▶ _WORK ORDER A_
In the quark-gluon plasma summary, rewrite the paragraph beginning "This paper models" as a short bulleted list that keeps its main facts.
▶ _WORK ORDER B_
Duplicate the part of the quark-gluon plasma summary that opens with the words containing "Contribution" and closes with "for quark-gluon plasma.".
▶ _WORK ORDER C_
Pick up the quark-gluon plasma summary from where it stops and extend it with a few more sentences.

Dynamic Magnetic Response of Quark-Gluon Plasma to Electromagnetic Fields

TL;DR

This paper models the electromagnetic response of viscous quark-gluon plasma using relativistic kinetic theory, deriving analytic expressions for magnetic fields during high-energy nuclear collisions, highlighting weak energy dependence at large energies.

Contribution

It introduces a comprehensive formalism incorporating dissipative effects at all orders in linear response within the relativistic Boltzmann framework for quark-gluon plasma.

Findings

Magnetic fields are governed by the plasma response along the light-cone at high energies.

Derived an analytic expression for magnetic fields along the beam axis.

Magnetic field strength varies weakly with collision energy for s_{NN}  30 GeV.

▶ _INFORMATION PROVIDED_
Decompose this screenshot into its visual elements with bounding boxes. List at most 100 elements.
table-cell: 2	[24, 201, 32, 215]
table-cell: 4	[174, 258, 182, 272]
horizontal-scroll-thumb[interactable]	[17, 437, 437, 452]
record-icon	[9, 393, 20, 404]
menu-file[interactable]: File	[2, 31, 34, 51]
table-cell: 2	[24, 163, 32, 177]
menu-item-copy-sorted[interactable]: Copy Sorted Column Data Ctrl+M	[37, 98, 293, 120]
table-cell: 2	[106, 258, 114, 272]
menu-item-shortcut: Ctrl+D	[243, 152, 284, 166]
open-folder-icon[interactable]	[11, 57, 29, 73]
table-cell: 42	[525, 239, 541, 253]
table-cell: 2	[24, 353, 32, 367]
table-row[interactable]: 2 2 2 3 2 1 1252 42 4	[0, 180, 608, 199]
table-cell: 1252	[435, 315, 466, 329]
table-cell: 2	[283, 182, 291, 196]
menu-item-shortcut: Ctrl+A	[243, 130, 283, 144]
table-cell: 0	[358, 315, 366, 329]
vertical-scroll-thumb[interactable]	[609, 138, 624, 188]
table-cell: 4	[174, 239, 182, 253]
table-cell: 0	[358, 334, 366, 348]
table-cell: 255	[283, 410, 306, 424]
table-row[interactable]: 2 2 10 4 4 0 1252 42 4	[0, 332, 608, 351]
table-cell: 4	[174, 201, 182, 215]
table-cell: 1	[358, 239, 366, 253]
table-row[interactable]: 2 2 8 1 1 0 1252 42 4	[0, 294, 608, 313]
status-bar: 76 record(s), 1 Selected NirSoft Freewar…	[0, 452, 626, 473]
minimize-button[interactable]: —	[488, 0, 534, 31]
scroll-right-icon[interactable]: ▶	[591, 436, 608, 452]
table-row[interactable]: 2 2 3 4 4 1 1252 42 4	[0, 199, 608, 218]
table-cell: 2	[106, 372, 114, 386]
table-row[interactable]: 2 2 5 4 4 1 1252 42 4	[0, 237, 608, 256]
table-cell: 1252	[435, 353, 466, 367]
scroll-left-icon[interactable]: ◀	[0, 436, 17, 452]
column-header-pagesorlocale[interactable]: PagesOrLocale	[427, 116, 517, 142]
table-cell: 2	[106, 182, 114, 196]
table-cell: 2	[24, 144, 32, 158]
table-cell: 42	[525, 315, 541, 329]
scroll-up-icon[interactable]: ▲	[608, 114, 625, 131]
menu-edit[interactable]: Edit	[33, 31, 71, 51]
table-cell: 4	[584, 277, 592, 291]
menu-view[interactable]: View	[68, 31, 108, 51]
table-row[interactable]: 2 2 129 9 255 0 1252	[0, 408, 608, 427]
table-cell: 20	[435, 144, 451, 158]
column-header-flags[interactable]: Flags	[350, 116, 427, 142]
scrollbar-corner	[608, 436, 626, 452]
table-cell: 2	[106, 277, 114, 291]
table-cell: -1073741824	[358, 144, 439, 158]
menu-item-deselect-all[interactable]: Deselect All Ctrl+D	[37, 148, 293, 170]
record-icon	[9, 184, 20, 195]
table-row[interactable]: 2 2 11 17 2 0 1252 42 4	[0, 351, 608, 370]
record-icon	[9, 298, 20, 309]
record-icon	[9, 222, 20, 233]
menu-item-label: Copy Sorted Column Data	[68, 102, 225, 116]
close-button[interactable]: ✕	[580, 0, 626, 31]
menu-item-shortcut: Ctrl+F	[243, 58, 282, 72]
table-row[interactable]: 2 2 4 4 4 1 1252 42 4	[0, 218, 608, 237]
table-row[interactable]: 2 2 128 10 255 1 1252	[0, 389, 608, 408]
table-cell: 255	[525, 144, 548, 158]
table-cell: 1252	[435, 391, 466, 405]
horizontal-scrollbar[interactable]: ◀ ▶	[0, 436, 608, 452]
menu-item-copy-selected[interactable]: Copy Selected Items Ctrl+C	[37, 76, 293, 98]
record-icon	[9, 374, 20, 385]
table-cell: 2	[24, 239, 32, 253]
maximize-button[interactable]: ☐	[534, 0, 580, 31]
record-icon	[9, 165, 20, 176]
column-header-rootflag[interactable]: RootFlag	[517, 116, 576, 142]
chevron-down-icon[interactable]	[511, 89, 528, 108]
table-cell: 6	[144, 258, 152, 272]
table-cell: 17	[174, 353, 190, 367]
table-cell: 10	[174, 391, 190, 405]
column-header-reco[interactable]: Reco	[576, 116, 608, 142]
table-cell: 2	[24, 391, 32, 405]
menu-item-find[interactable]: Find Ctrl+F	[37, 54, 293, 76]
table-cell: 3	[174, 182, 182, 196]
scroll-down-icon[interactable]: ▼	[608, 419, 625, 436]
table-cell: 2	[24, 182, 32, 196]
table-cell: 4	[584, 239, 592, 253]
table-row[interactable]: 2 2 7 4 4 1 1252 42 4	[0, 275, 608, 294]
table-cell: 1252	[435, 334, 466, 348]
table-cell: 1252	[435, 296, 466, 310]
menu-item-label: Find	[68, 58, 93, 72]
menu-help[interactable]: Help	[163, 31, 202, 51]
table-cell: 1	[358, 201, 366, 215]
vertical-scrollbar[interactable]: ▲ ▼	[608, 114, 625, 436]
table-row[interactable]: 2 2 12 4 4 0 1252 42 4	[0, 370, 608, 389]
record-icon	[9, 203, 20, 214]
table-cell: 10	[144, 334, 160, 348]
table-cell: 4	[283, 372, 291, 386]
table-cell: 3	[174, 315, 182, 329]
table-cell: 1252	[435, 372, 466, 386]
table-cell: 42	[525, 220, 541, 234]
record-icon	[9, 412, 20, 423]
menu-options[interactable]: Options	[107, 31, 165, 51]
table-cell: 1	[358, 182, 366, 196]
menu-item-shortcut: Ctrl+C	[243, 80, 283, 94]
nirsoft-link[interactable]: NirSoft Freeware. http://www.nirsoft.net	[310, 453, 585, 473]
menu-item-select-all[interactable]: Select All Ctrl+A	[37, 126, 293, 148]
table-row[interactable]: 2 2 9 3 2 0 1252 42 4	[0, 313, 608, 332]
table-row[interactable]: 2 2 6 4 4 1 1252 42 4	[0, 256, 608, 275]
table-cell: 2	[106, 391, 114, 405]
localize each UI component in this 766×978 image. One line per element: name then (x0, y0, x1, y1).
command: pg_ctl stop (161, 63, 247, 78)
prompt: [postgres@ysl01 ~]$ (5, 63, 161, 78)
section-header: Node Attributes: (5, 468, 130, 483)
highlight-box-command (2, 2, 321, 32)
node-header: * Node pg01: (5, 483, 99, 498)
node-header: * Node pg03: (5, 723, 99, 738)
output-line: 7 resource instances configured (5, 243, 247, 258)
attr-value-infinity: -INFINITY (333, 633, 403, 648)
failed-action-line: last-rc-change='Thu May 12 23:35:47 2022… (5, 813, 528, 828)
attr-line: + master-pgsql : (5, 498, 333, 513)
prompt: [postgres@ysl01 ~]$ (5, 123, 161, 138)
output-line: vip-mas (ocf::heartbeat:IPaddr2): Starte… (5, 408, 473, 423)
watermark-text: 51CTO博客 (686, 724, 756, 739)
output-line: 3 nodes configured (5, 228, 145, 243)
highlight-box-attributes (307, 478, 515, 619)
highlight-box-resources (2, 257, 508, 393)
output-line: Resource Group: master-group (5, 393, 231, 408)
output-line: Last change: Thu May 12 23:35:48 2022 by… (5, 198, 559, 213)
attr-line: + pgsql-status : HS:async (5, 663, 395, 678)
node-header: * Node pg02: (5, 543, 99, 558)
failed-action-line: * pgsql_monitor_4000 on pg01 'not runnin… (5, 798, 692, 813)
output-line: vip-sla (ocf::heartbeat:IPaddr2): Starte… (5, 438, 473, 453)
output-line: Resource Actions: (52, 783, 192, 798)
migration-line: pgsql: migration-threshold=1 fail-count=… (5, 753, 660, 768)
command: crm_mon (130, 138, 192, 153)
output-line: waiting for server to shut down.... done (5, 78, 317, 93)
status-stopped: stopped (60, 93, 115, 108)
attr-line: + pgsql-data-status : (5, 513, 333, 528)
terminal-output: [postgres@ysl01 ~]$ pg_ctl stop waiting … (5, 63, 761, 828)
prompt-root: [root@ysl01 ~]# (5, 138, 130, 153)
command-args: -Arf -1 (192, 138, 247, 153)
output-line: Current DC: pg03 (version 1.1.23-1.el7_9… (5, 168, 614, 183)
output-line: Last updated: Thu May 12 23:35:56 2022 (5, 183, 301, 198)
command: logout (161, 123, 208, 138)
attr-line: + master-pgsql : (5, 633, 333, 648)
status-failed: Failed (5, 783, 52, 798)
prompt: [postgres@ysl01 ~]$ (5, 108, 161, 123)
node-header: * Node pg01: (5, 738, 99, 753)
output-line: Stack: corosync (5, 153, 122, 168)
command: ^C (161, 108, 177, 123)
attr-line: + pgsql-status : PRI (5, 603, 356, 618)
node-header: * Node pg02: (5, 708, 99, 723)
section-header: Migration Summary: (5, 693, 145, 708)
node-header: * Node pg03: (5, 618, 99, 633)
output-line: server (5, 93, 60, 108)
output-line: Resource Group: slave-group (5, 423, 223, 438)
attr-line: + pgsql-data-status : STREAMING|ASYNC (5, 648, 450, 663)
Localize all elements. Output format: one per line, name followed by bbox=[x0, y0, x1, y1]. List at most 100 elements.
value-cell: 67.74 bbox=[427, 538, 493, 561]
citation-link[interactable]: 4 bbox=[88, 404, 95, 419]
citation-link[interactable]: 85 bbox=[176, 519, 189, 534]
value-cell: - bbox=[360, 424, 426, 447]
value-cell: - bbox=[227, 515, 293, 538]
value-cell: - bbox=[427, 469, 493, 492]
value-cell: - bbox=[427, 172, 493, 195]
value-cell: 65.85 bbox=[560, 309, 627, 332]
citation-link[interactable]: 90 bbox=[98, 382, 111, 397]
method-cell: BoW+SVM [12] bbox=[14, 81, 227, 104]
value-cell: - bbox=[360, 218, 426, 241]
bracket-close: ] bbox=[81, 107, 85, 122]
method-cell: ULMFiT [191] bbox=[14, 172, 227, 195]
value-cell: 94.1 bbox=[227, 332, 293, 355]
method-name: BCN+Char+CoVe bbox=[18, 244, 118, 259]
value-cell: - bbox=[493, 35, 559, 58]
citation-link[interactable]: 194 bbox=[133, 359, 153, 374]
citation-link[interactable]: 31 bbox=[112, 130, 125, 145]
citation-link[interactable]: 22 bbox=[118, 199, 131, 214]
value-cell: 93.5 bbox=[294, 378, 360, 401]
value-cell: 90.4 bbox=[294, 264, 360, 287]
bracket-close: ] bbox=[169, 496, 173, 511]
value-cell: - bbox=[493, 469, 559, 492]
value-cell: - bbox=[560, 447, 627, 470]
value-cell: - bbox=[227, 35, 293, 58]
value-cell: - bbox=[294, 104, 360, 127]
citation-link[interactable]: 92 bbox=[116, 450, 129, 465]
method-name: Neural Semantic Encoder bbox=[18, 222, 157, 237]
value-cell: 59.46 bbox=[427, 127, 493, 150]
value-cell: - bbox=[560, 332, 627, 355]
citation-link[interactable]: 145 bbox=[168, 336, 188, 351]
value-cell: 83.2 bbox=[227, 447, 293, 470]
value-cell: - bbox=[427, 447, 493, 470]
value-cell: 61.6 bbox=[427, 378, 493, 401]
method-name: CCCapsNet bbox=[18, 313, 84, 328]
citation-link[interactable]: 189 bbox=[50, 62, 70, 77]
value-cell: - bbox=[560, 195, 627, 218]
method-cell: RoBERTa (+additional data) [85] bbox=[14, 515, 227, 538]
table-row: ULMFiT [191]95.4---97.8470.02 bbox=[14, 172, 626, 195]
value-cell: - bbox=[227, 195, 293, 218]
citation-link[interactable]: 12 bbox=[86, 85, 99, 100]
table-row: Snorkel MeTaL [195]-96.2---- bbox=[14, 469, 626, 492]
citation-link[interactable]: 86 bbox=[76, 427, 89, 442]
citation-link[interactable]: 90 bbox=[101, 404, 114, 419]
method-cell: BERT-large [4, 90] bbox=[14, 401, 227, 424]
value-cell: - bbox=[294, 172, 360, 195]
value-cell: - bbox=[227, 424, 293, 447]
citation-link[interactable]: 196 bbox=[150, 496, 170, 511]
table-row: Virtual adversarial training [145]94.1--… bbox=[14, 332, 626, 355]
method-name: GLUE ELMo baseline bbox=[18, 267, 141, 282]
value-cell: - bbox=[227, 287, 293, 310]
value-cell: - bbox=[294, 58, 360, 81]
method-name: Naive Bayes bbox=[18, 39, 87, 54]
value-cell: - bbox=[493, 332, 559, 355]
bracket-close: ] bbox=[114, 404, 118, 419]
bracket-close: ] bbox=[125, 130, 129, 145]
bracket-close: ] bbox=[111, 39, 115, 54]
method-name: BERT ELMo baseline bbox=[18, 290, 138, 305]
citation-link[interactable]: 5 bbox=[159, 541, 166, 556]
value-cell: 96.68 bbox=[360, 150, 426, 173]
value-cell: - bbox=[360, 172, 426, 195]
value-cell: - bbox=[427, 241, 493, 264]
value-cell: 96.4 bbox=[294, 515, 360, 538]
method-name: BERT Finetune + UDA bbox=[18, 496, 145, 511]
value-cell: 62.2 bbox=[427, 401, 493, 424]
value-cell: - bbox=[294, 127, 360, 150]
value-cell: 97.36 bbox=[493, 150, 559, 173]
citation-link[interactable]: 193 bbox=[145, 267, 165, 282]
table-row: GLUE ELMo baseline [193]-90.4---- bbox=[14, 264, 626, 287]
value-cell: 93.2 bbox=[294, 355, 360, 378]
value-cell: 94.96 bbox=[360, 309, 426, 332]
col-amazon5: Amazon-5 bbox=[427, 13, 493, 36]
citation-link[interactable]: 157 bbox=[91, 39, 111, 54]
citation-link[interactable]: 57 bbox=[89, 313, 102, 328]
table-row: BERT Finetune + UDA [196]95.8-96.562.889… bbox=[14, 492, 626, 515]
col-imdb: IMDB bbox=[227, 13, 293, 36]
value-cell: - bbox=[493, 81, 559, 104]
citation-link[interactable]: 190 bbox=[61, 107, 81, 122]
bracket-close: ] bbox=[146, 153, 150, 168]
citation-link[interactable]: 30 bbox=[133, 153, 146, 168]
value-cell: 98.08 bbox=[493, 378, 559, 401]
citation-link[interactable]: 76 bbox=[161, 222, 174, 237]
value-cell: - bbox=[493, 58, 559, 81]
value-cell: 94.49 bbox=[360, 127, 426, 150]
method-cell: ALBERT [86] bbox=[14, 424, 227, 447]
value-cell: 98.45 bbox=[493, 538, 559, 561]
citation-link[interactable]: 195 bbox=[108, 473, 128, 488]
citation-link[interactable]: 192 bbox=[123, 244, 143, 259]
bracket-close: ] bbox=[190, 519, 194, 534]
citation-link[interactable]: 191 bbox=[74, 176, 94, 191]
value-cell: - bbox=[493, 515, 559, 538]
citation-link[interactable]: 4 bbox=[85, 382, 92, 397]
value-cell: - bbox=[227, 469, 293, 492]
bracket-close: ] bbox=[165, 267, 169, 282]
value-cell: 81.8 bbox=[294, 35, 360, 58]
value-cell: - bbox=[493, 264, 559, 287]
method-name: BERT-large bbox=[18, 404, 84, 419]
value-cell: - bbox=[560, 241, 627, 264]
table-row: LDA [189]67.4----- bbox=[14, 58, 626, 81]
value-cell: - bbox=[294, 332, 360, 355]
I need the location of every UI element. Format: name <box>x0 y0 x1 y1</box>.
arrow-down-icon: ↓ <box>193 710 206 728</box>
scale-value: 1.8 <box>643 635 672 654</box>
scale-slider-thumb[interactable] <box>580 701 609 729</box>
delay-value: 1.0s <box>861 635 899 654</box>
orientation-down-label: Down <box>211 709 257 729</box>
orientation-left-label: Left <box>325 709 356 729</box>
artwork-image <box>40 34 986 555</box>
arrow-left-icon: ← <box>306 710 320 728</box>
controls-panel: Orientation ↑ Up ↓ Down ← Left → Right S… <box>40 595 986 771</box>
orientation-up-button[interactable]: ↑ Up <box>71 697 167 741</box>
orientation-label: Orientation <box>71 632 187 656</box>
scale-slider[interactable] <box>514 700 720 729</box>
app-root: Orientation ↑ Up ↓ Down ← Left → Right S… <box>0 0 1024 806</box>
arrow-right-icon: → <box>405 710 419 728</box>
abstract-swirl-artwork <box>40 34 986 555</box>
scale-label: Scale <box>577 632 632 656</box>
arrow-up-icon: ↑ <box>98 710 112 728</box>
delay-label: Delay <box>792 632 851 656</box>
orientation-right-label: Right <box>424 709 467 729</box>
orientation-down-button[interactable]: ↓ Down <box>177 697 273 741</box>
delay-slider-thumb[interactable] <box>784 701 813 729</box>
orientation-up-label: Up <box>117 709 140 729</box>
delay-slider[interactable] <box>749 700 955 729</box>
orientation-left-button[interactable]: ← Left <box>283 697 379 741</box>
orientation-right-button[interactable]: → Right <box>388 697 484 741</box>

▶ _ANSWER A_
- Uses relativistic kinetic theory to model how viscous quark-gluon plasma responds to electromagnetic fields.
- Derives analytic expressions for magnetic fields during high-energy nuclear collisions.
- Shows that these fields depend only weakly on energy at large energies.

▶ _ANSWER B_
Contribution

It introduces a comprehensive formalism incorporating dissipative effects at all orders in linear response within the relativistic Boltzmann framework for quark-gluon plasma.

▶ _ANSWER C_
Abstract

We investigate the electromagnetic response of a viscous quark-gluon plasma in the framework of the relativistic Boltzmann equation with current conserving collision term. Our formalism incorporates dissipative effects at all orders in linear response to the electromagnetic field while accounting for the full space- and time-dependence of the perturbing fields. As an example, we consider the collision of two nuclei in a stationary, homogeneous quark-gluon plasma. We show that for large collision energies the induced magnetic fields are governed by the response of quark-gluon plasma along the light-cone. In this limit we derive an analytic expression for the magnetic field along the beam axis between the receding nuclei and show that its strength varies only weakly with collision energy for $\sqrt{s_\mathrm{NN}} \ge 30\,$GeV.